- Input rows:

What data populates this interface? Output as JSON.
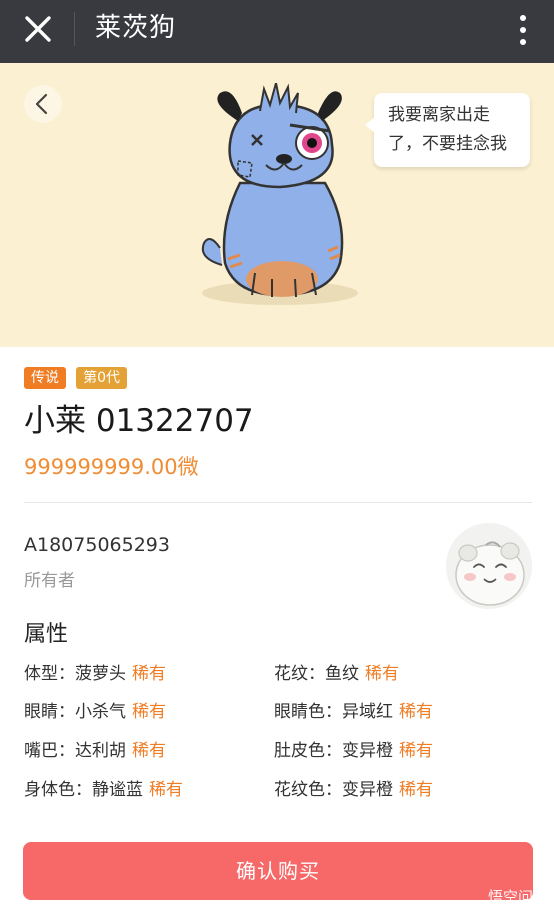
{
  "appbar": {
    "title": "莱茨狗",
    "close_icon": "close-icon",
    "more_icon": "more-vertical-icon"
  },
  "hero": {
    "bubble_text": "我要离家出走了，不要挂念我",
    "back_icon": "chevron-left-icon"
  },
  "pet": {
    "badges": [
      "传说",
      "第0代"
    ],
    "name": "小莱 01322707",
    "price": "999999999.00微"
  },
  "owner": {
    "id": "A18075065293",
    "label": "所有者"
  },
  "attributes": {
    "title": "属性",
    "rare_label": "稀有",
    "items": [
      {
        "label": "体型：菠萝头",
        "tag": "稀有"
      },
      {
        "label": "花纹：鱼纹",
        "tag": "稀有"
      },
      {
        "label": "眼睛：小杀气",
        "tag": "稀有"
      },
      {
        "label": "眼睛色：异域红",
        "tag": "稀有"
      },
      {
        "label": "嘴巴：达利胡",
        "tag": "稀有"
      },
      {
        "label": "肚皮色：变异橙",
        "tag": "稀有"
      },
      {
        "label": "身体色：静谧蓝",
        "tag": "稀有"
      },
      {
        "label": "花纹色：变异橙",
        "tag": "稀有"
      }
    ]
  },
  "actions": {
    "buy_label": "确认购买"
  },
  "watermark": "悟空问答",
  "colors": {
    "accent_orange": "#f07c24",
    "buy_button": "#f76868",
    "hero_bg": "#fcf0d2",
    "appbar_bg": "#393a3f"
  }
}
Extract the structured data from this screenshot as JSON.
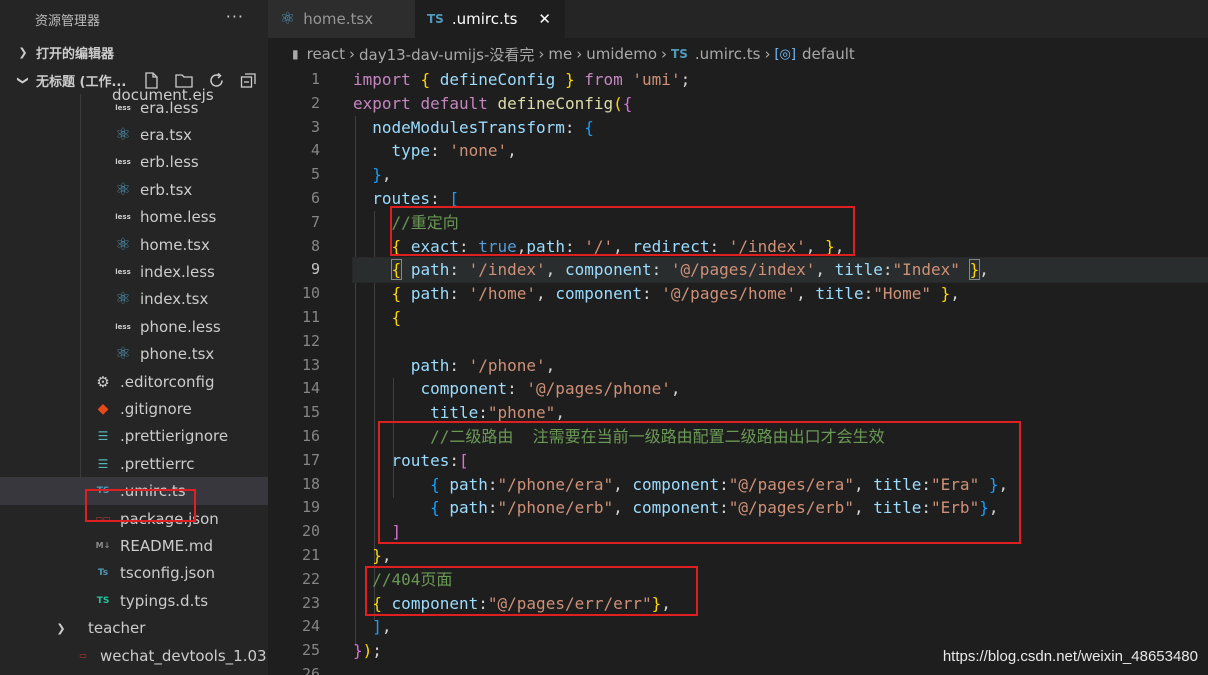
{
  "sidebar": {
    "title": "资源管理器",
    "more": "···",
    "open_editors": "打开的编辑器",
    "workspace": "无标题 (工作...",
    "cut_item": "document.ejs",
    "items": [
      {
        "label": "era.less",
        "icon": "less"
      },
      {
        "label": "era.tsx",
        "icon": "react"
      },
      {
        "label": "erb.less",
        "icon": "less"
      },
      {
        "label": "erb.tsx",
        "icon": "react"
      },
      {
        "label": "home.less",
        "icon": "less"
      },
      {
        "label": "home.tsx",
        "icon": "react"
      },
      {
        "label": "index.less",
        "icon": "less"
      },
      {
        "label": "index.tsx",
        "icon": "react"
      },
      {
        "label": "phone.less",
        "icon": "less"
      },
      {
        "label": "phone.tsx",
        "icon": "react"
      },
      {
        "label": ".editorconfig",
        "icon": "gear"
      },
      {
        "label": ".gitignore",
        "icon": "git"
      },
      {
        "label": ".prettierignore",
        "icon": "prettier"
      },
      {
        "label": ".prettierrc",
        "icon": "prettier"
      },
      {
        "label": ".umirc.ts",
        "icon": "ts"
      },
      {
        "label": "package.json",
        "icon": "json"
      },
      {
        "label": "README.md",
        "icon": "md"
      },
      {
        "label": "tsconfig.json",
        "icon": "tsconfig"
      },
      {
        "label": "typings.d.ts",
        "icon": "tsgreen"
      },
      {
        "label": "teacher",
        "icon": "folder"
      },
      {
        "label": "wechat_devtools_1.03",
        "icon": "json"
      }
    ]
  },
  "tabs": [
    {
      "label": "home.tsx",
      "icon": "react"
    },
    {
      "label": ".umirc.ts",
      "icon": "TS",
      "close": "✕"
    }
  ],
  "breadcrumb": [
    "react",
    "day13-dav-umijs-没看完",
    "me",
    "umidemo",
    ".umirc.ts",
    "default"
  ],
  "icon_labels": {
    "less": "less",
    "ts": "TS"
  },
  "watermark": "https://blog.csdn.net/weixin_48653480",
  "colors": {
    "highlight_box": "#e02020",
    "selected_bg": "#37373d"
  }
}
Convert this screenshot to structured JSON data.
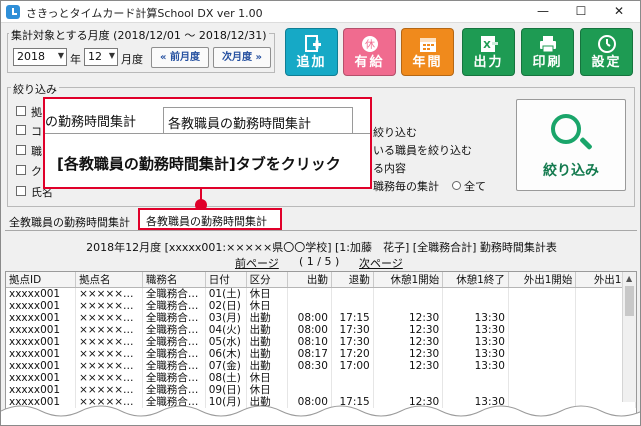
{
  "window": {
    "title": "さきっとタイムカード計算School DX  ver 1.00",
    "minimize": "—",
    "maximize": "☐",
    "close": "✕"
  },
  "period": {
    "legend": "集計対象とする月度 (2018/12/01 〜 2018/12/31)",
    "year": "2018",
    "year_unit": "年",
    "month": "12",
    "month_unit": "月度",
    "prev": "« 前月度",
    "next": "次月度 »"
  },
  "toolbar": [
    {
      "label": "追加",
      "color": "#16a9c6",
      "icon": "add-document-icon"
    },
    {
      "label": "有給",
      "color": "#f06b8f",
      "icon": "paid-leave-icon"
    },
    {
      "label": "年間",
      "color": "#f08a1c",
      "icon": "calendar-icon"
    },
    {
      "label": "出力",
      "color": "#1e9b53",
      "icon": "export-icon"
    },
    {
      "label": "印刷",
      "color": "#1e9b53",
      "icon": "printer-icon"
    },
    {
      "label": "設定",
      "color": "#1e9b53",
      "icon": "clock-settings-icon"
    }
  ],
  "filter": {
    "legend": "絞り込み",
    "checkboxes": [
      "拠",
      "コ",
      "職",
      "ク",
      "氏名"
    ],
    "right_texts": [
      "絞り込む",
      "いる職員を絞り込む",
      "る内容",
      "職務毎の集計"
    ],
    "radio_all": "全て",
    "button_label": "絞り込み"
  },
  "callout": {
    "tab1": "の勤務時間集計",
    "tab2": "各教職員の勤務時間集計",
    "instruction": "[各教職員の勤務時間集計]タブをクリック"
  },
  "tabs": {
    "tab1": "全教職員の勤務時間集計",
    "tab2": "各教職員の勤務時間集計"
  },
  "report": {
    "title": "2018年12月度 [xxxxx001:×××××県〇〇学校] [1:加藤　花子] [全職務合計] 勤務時間集計表",
    "prev_page": "前ページ",
    "page_info": "( 1 / 5 )",
    "next_page": "次ページ"
  },
  "table": {
    "headers": [
      "拠点ID",
      "拠点名",
      "職務名",
      "日付",
      "区分",
      "出勤",
      "退勤",
      "休憩1開始",
      "休憩1終了",
      "外出1開始",
      "外出1終"
    ],
    "rows": [
      [
        "xxxxx001",
        "×××××…",
        "全職務合…",
        "01(土)",
        "休日",
        "",
        "",
        "",
        "",
        "",
        ""
      ],
      [
        "xxxxx001",
        "×××××…",
        "全職務合…",
        "02(日)",
        "休日",
        "",
        "",
        "",
        "",
        "",
        ""
      ],
      [
        "xxxxx001",
        "×××××…",
        "全職務合…",
        "03(月)",
        "出勤",
        "08:00",
        "17:15",
        "12:30",
        "13:30",
        "",
        ""
      ],
      [
        "xxxxx001",
        "×××××…",
        "全職務合…",
        "04(火)",
        "出勤",
        "08:00",
        "17:30",
        "12:30",
        "13:30",
        "",
        ""
      ],
      [
        "xxxxx001",
        "×××××…",
        "全職務合…",
        "05(水)",
        "出勤",
        "08:10",
        "17:30",
        "12:30",
        "13:30",
        "",
        ""
      ],
      [
        "xxxxx001",
        "×××××…",
        "全職務合…",
        "06(木)",
        "出勤",
        "08:17",
        "17:20",
        "12:30",
        "13:30",
        "",
        ""
      ],
      [
        "xxxxx001",
        "×××××…",
        "全職務合…",
        "07(金)",
        "出勤",
        "08:30",
        "17:00",
        "12:30",
        "13:30",
        "",
        ""
      ],
      [
        "xxxxx001",
        "×××××…",
        "全職務合…",
        "08(土)",
        "休日",
        "",
        "",
        "",
        "",
        "",
        ""
      ],
      [
        "xxxxx001",
        "×××××…",
        "全職務合…",
        "09(日)",
        "休日",
        "",
        "",
        "",
        "",
        "",
        ""
      ],
      [
        "xxxxx001",
        "×××××…",
        "全職務合…",
        "10(月)",
        "出勤",
        "08:00",
        "17:15",
        "12:30",
        "13:30",
        "",
        ""
      ]
    ]
  }
}
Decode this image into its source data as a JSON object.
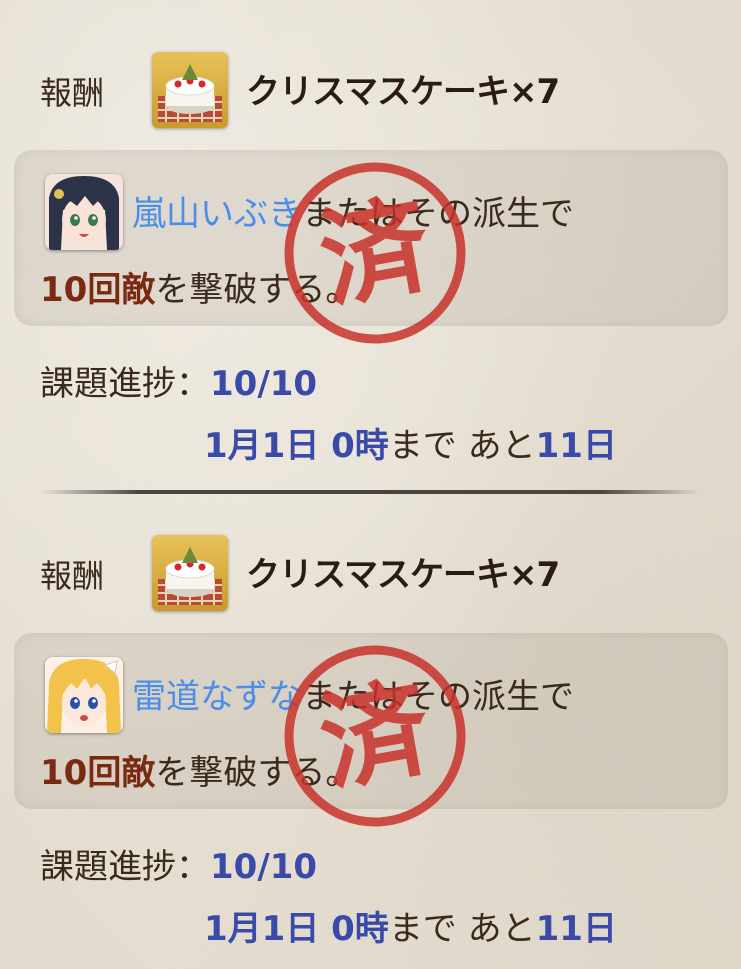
{
  "missions": [
    {
      "reward_label": "報酬",
      "reward_item": "クリスマスケーキ×7",
      "character_name": "嵐山いぶき",
      "condition_suffix": "またはその派生で",
      "defeat_count": "10回敵",
      "condition_end": "を撃破する。",
      "progress_label": "課題進捗：",
      "progress_value": "10/10",
      "deadline_date": "1月1日 0時",
      "deadline_until": "まで あと",
      "remaining": "11日",
      "stamp_text": "済",
      "avatar_icon": "dark-haired-girl-avatar-icon",
      "completed": true
    },
    {
      "reward_label": "報酬",
      "reward_item": "クリスマスケーキ×7",
      "character_name": "雷道なずな",
      "condition_suffix": "またはその派生で",
      "defeat_count": "10回敵",
      "condition_end": "を撃破する。",
      "progress_label": "課題進捗：",
      "progress_value": "10/10",
      "deadline_date": "1月1日 0時",
      "deadline_until": "まで あと",
      "remaining": "11日",
      "stamp_text": "済",
      "avatar_icon": "blonde-girl-avatar-icon",
      "completed": true
    }
  ],
  "colors": {
    "character_name": "#4a8ee8",
    "count": "#7b2a12",
    "progress": "#3a4aa8",
    "stamp": "#c8322a"
  }
}
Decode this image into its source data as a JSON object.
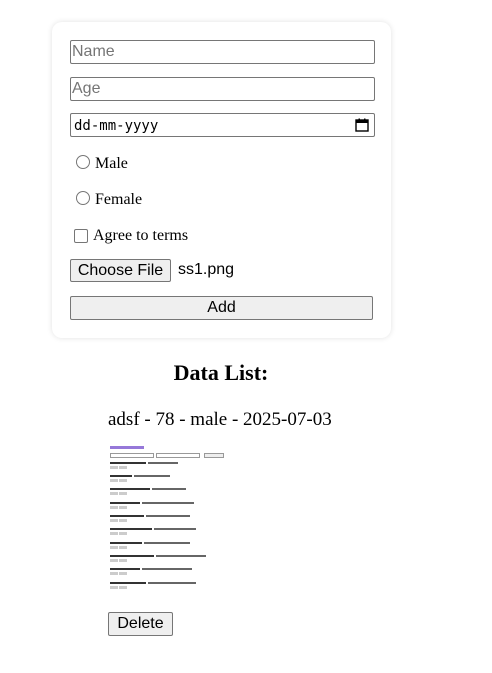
{
  "form": {
    "name_placeholder": "Name",
    "age_placeholder": "Age",
    "date_placeholder": "dd-mm-yyyy",
    "gender_options": [
      "Male",
      "Female"
    ],
    "terms_label": "Agree to terms",
    "choose_file_label": "Choose File",
    "file_name": "ss1.png",
    "add_label": "Add"
  },
  "list": {
    "title": "Data List:",
    "items": [
      {
        "text": "adsf - 78 - male - 2025-07-03",
        "delete_label": "Delete"
      }
    ]
  }
}
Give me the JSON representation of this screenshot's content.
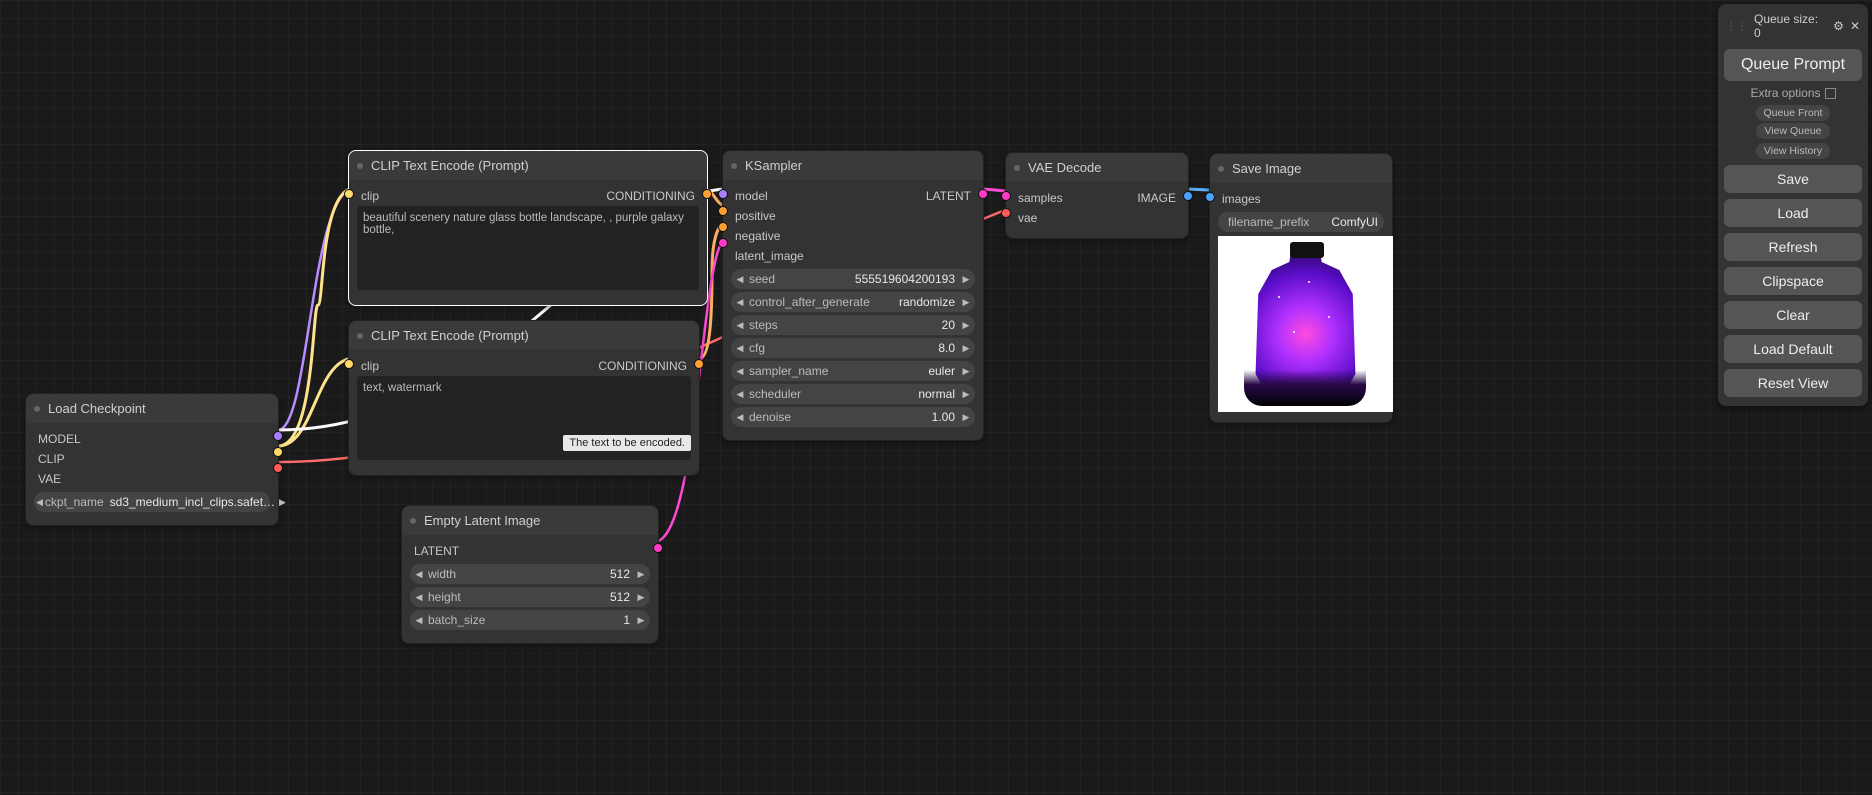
{
  "sidebar": {
    "queue_label": "Queue size: 0",
    "queue_prompt": "Queue Prompt",
    "extra_options": "Extra options",
    "queue_front": "Queue Front",
    "view_queue": "View Queue",
    "view_history": "View History",
    "save": "Save",
    "load": "Load",
    "refresh": "Refresh",
    "clipspace": "Clipspace",
    "clear": "Clear",
    "load_default": "Load Default",
    "reset_view": "Reset View"
  },
  "nodes": {
    "load_ckpt": {
      "title": "Load Checkpoint",
      "out_model": "MODEL",
      "out_clip": "CLIP",
      "out_vae": "VAE",
      "p_name": "ckpt_name",
      "p_val": "sd3_medium_incl_clips.safet…"
    },
    "clip_pos": {
      "title": "CLIP Text Encode (Prompt)",
      "in_clip": "clip",
      "out_cond": "CONDITIONING",
      "text": "beautiful scenery nature glass bottle landscape, , purple galaxy bottle,"
    },
    "clip_neg": {
      "title": "CLIP Text Encode (Prompt)",
      "in_clip": "clip",
      "out_cond": "CONDITIONING",
      "text": "text, watermark",
      "tooltip": "The text to be encoded."
    },
    "empty_latent": {
      "title": "Empty Latent Image",
      "out": "LATENT",
      "p": [
        [
          "width",
          "512"
        ],
        [
          "height",
          "512"
        ],
        [
          "batch_size",
          "1"
        ]
      ]
    },
    "ksampler": {
      "title": "KSampler",
      "in": [
        "model",
        "positive",
        "negative",
        "latent_image"
      ],
      "out": "LATENT",
      "p": [
        [
          "seed",
          "555519604200193"
        ],
        [
          "control_after_generate",
          "randomize"
        ],
        [
          "steps",
          "20"
        ],
        [
          "cfg",
          "8.0"
        ],
        [
          "sampler_name",
          "euler"
        ],
        [
          "scheduler",
          "normal"
        ],
        [
          "denoise",
          "1.00"
        ]
      ]
    },
    "vae_decode": {
      "title": "VAE Decode",
      "in": [
        "samples",
        "vae"
      ],
      "out": "IMAGE"
    },
    "save_image": {
      "title": "Save Image",
      "in": "images",
      "p_name": "filename_prefix",
      "p_val": "ComfyUI"
    }
  }
}
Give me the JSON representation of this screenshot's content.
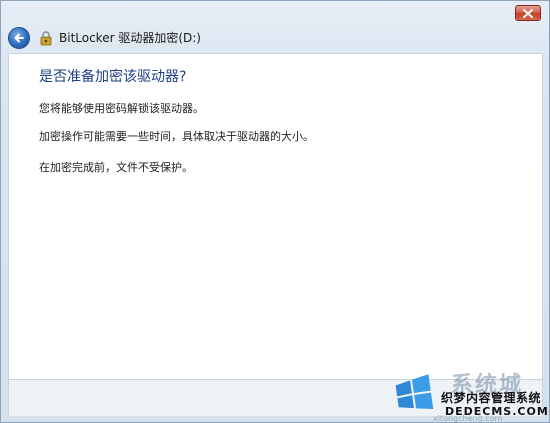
{
  "window": {
    "title": "BitLocker 驱动器加密(D:)",
    "close_icon": "close-icon",
    "back_icon": "back-arrow-icon",
    "app_icon": "bitlocker-key-icon"
  },
  "content": {
    "heading": "是否准备加密该驱动器?",
    "paragraphs": [
      "您将能够使用密码解锁该驱动器。",
      "加密操作可能需要一些时间，具体取决于驱动器的大小。",
      "在加密完成前，文件不受保护。"
    ]
  },
  "watermark": {
    "brand": "系统城",
    "cn_text": "织梦内容管理系统",
    "site": "DEDECMS.COM",
    "sub": "xitongcheng.com",
    "logo_icon": "windows-logo-icon"
  },
  "colors": {
    "heading": "#1e3f86",
    "close_button": "#c23d24",
    "back_button": "#2c6cc0"
  }
}
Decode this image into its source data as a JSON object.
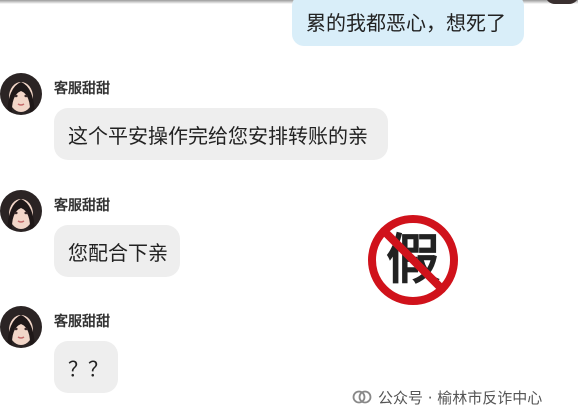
{
  "conversation": {
    "outgoing_message": "累的我都恶心，想死了",
    "messages": [
      {
        "sender": "客服甜甜",
        "text": "这个平安操作完给您安排转账的亲"
      },
      {
        "sender": "客服甜甜",
        "text": "您配合下亲"
      },
      {
        "sender": "客服甜甜",
        "text": "？？"
      }
    ]
  },
  "stamp": {
    "label": "假",
    "color": "#d0121b"
  },
  "watermark": {
    "icon": "wechat-official-account-icon",
    "text": "公众号 · 榆林市反诈中心"
  },
  "colors": {
    "outgoing_bubble": "#d9eef9",
    "incoming_bubble": "#eeeeee"
  }
}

- Your task: Your task is to pick out every line with the string "watermark" and copy it.

- Exercise answer:
  "watermark": "悟空问答",
  "watermark": "https://blog.csdn.net/weixin_48653480",
      "text": "text, watermark",
  "watermark": {
  "watermark": {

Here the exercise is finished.